**Instruction:**
Write each record again exactly as it stands.

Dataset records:
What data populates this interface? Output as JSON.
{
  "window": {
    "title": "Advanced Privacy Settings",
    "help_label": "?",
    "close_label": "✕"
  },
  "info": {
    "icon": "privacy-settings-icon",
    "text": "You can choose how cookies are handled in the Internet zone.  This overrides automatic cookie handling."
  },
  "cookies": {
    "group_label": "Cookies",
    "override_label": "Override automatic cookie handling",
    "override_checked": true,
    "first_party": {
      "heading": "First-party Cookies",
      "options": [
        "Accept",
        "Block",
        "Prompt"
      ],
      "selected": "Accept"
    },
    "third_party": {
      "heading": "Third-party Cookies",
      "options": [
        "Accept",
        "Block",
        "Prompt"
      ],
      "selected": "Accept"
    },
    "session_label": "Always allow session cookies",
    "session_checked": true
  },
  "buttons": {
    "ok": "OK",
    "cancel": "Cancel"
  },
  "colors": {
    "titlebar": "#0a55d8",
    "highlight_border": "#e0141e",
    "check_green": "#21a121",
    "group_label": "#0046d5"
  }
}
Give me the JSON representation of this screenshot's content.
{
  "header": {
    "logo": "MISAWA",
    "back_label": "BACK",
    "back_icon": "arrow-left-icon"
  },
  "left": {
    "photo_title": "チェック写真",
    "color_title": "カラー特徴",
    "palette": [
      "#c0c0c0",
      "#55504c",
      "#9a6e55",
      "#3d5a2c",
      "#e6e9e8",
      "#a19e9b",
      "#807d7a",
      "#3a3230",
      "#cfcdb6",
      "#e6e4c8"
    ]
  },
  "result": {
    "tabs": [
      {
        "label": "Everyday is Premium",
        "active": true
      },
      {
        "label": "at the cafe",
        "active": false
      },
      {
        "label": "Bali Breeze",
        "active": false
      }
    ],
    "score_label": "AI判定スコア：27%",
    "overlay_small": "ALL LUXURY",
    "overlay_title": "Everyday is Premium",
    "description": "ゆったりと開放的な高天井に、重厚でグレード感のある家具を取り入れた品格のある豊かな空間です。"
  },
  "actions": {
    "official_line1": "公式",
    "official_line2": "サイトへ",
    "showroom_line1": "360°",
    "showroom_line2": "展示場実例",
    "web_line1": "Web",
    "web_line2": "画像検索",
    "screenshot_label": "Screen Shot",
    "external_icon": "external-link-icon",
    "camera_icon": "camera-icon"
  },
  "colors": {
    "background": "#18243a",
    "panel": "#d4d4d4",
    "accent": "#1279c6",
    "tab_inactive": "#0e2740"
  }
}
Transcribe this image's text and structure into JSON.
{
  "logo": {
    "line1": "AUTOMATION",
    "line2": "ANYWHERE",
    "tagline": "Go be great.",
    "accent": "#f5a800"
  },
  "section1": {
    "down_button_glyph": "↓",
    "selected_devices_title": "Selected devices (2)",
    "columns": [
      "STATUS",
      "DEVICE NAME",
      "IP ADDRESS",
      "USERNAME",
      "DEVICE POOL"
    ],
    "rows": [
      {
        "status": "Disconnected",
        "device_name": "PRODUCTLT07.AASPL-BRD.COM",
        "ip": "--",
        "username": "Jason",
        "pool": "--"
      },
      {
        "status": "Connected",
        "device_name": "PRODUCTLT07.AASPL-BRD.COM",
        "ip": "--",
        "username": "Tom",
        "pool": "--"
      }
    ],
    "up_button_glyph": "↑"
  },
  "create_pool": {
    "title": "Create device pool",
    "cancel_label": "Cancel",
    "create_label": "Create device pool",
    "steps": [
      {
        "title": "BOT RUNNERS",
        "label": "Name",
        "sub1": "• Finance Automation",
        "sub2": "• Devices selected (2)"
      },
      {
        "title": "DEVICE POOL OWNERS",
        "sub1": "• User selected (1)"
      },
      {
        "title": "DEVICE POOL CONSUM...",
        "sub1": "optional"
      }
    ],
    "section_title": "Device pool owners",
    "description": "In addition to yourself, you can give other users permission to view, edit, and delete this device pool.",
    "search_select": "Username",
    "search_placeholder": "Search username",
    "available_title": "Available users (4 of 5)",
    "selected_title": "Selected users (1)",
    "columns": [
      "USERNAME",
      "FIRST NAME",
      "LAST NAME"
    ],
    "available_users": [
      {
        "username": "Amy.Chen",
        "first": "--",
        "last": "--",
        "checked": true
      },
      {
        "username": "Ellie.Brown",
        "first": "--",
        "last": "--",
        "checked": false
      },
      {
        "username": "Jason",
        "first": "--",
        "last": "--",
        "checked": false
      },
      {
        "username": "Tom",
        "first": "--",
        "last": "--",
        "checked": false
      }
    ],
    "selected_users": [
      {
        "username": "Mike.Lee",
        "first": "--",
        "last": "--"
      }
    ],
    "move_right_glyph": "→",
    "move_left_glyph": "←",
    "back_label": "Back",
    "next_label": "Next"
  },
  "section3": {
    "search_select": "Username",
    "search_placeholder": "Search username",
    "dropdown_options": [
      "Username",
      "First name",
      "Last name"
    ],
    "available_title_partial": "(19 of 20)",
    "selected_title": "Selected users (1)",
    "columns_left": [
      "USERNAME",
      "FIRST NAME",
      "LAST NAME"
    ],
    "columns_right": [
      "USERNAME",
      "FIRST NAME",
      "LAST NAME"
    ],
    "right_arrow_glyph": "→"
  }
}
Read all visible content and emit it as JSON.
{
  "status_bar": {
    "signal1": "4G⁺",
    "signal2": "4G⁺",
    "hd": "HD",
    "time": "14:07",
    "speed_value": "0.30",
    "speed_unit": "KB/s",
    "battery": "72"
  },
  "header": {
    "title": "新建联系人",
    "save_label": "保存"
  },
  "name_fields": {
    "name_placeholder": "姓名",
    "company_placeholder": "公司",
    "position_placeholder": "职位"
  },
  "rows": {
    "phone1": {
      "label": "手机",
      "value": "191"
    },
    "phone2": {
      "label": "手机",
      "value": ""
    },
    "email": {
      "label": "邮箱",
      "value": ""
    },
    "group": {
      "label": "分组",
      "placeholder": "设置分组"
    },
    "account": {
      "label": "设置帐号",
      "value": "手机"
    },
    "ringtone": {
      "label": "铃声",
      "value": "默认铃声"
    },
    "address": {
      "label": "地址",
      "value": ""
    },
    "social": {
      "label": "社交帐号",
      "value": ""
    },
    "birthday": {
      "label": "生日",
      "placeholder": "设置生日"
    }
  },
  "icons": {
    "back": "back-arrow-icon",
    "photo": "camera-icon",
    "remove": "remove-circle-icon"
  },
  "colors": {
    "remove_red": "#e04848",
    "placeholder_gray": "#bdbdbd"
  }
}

**Solution for this problem:**
What data populates this interface? Output as JSON.
{
  "window": {
    "title": "Advanced Privacy Settings",
    "help_label": "?",
    "close_label": "✕"
  },
  "info": {
    "icon": "privacy-settings-icon",
    "text": "You can choose how cookies are handled in the Internet zone.  This overrides automatic cookie handling."
  },
  "cookies": {
    "group_label": "Cookies",
    "override_label": "Override automatic cookie handling",
    "override_checked": true,
    "first_party": {
      "heading": "First-party Cookies",
      "options": [
        "Accept",
        "Block",
        "Prompt"
      ],
      "selected": "Accept"
    },
    "third_party": {
      "heading": "Third-party Cookies",
      "options": [
        "Accept",
        "Block",
        "Prompt"
      ],
      "selected": "Accept"
    },
    "session_label": "Always allow session cookies",
    "session_checked": true
  },
  "buttons": {
    "ok": "OK",
    "cancel": "Cancel"
  },
  "colors": {
    "titlebar": "#0a55d8",
    "highlight_border": "#e0141e",
    "check_green": "#21a121",
    "group_label": "#0046d5"
  }
}
Give me the JSON representation of this screenshot's content.
{
  "header": {
    "logo": "MISAWA",
    "back_label": "BACK",
    "back_icon": "arrow-left-icon"
  },
  "left": {
    "photo_title": "チェック写真",
    "color_title": "カラー特徴",
    "palette": [
      "#c0c0c0",
      "#55504c",
      "#9a6e55",
      "#3d5a2c",
      "#e6e9e8",
      "#a19e9b",
      "#807d7a",
      "#3a3230",
      "#cfcdb6",
      "#e6e4c8"
    ]
  },
  "result": {
    "tabs": [
      {
        "label": "Everyday is Premium",
        "active": true
      },
      {
        "label": "at the cafe",
        "active": false
      },
      {
        "label": "Bali Breeze",
        "active": false
      }
    ],
    "score_label": "AI判定スコア：27%",
    "overlay_small": "ALL LUXURY",
    "overlay_title": "Everyday is Premium",
    "description": "ゆったりと開放的な高天井に、重厚でグレード感のある家具を取り入れた品格のある豊かな空間です。"
  },
  "actions": {
    "official_line1": "公式",
    "official_line2": "サイトへ",
    "showroom_line1": "360°",
    "showroom_line2": "展示場実例",
    "web_line1": "Web",
    "web_line2": "画像検索",
    "screenshot_label": "Screen Shot",
    "external_icon": "external-link-icon",
    "camera_icon": "camera-icon"
  },
  "colors": {
    "background": "#18243a",
    "panel": "#d4d4d4",
    "accent": "#1279c6",
    "tab_inactive": "#0e2740"
  }
}
Transcribe this image's text and structure into JSON.
{
  "logo": {
    "line1": "AUTOMATION",
    "line2": "ANYWHERE",
    "tagline": "Go be great.",
    "accent": "#f5a800"
  },
  "section1": {
    "down_button_glyph": "↓",
    "selected_devices_title": "Selected devices (2)",
    "columns": [
      "STATUS",
      "DEVICE NAME",
      "IP ADDRESS",
      "USERNAME",
      "DEVICE POOL"
    ],
    "rows": [
      {
        "status": "Disconnected",
        "device_name": "PRODUCTLT07.AASPL-BRD.COM",
        "ip": "--",
        "username": "Jason",
        "pool": "--"
      },
      {
        "status": "Connected",
        "device_name": "PRODUCTLT07.AASPL-BRD.COM",
        "ip": "--",
        "username": "Tom",
        "pool": "--"
      }
    ],
    "up_button_glyph": "↑"
  },
  "create_pool": {
    "title": "Create device pool",
    "cancel_label": "Cancel",
    "create_label": "Create device pool",
    "steps": [
      {
        "title": "BOT RUNNERS",
        "label": "Name",
        "sub1": "• Finance Automation",
        "sub2": "• Devices selected (2)"
      },
      {
        "title": "DEVICE POOL OWNERS",
        "sub1": "• User selected (1)"
      },
      {
        "title": "DEVICE POOL CONSUM...",
        "sub1": "optional"
      }
    ],
    "section_title": "Device pool owners",
    "description": "In addition to yourself, you can give other users permission to view, edit, and delete this device pool.",
    "search_select": "Username",
    "search_placeholder": "Search username",
    "available_title": "Available users (4 of 5)",
    "selected_title": "Selected users (1)",
    "columns": [
      "USERNAME",
      "FIRST NAME",
      "LAST NAME"
    ],
    "available_users": [
      {
        "username": "Amy.Chen",
        "first": "--",
        "last": "--",
        "checked": true
      },
      {
        "username": "Ellie.Brown",
        "first": "--",
        "last": "--",
        "checked": false
      },
      {
        "username": "Jason",
        "first": "--",
        "last": "--",
        "checked": false
      },
      {
        "username": "Tom",
        "first": "--",
        "last": "--",
        "checked": false
      }
    ],
    "selected_users": [
      {
        "username": "Mike.Lee",
        "first": "--",
        "last": "--"
      }
    ],
    "move_right_glyph": "→",
    "move_left_glyph": "←",
    "back_label": "Back",
    "next_label": "Next"
  },
  "section3": {
    "search_select": "Username",
    "search_placeholder": "Search username",
    "dropdown_options": [
      "Username",
      "First name",
      "Last name"
    ],
    "available_title_partial": "(19 of 20)",
    "selected_title": "Selected users (1)",
    "columns_left": [
      "USERNAME",
      "FIRST NAME",
      "LAST NAME"
    ],
    "columns_right": [
      "USERNAME",
      "FIRST NAME",
      "LAST NAME"
    ],
    "right_arrow_glyph": "→"
  }
}
Read all visible content and emit it as JSON.
{
  "status_bar": {
    "signal1": "4G⁺",
    "signal2": "4G⁺",
    "hd": "HD",
    "time": "14:07",
    "speed_value": "0.30",
    "speed_unit": "KB/s",
    "battery": "72"
  },
  "header": {
    "title": "新建联系人",
    "save_label": "保存"
  },
  "name_fields": {
    "name_placeholder": "姓名",
    "company_placeholder": "公司",
    "position_placeholder": "职位"
  },
  "rows": {
    "phone1": {
      "label": "手机",
      "value": "191"
    },
    "phone2": {
      "label": "手机",
      "value": ""
    },
    "email": {
      "label": "邮箱",
      "value": ""
    },
    "group": {
      "label": "分组",
      "placeholder": "设置分组"
    },
    "account": {
      "label": "设置帐号",
      "value": "手机"
    },
    "ringtone": {
      "label": "铃声",
      "value": "默认铃声"
    },
    "address": {
      "label": "地址",
      "value": ""
    },
    "social": {
      "label": "社交帐号",
      "value": ""
    },
    "birthday": {
      "label": "生日",
      "placeholder": "设置生日"
    }
  },
  "icons": {
    "back": "back-arrow-icon",
    "photo": "camera-icon",
    "remove": "remove-circle-icon"
  },
  "colors": {
    "remove_red": "#e04848",
    "placeholder_gray": "#bdbdbd"
  }
}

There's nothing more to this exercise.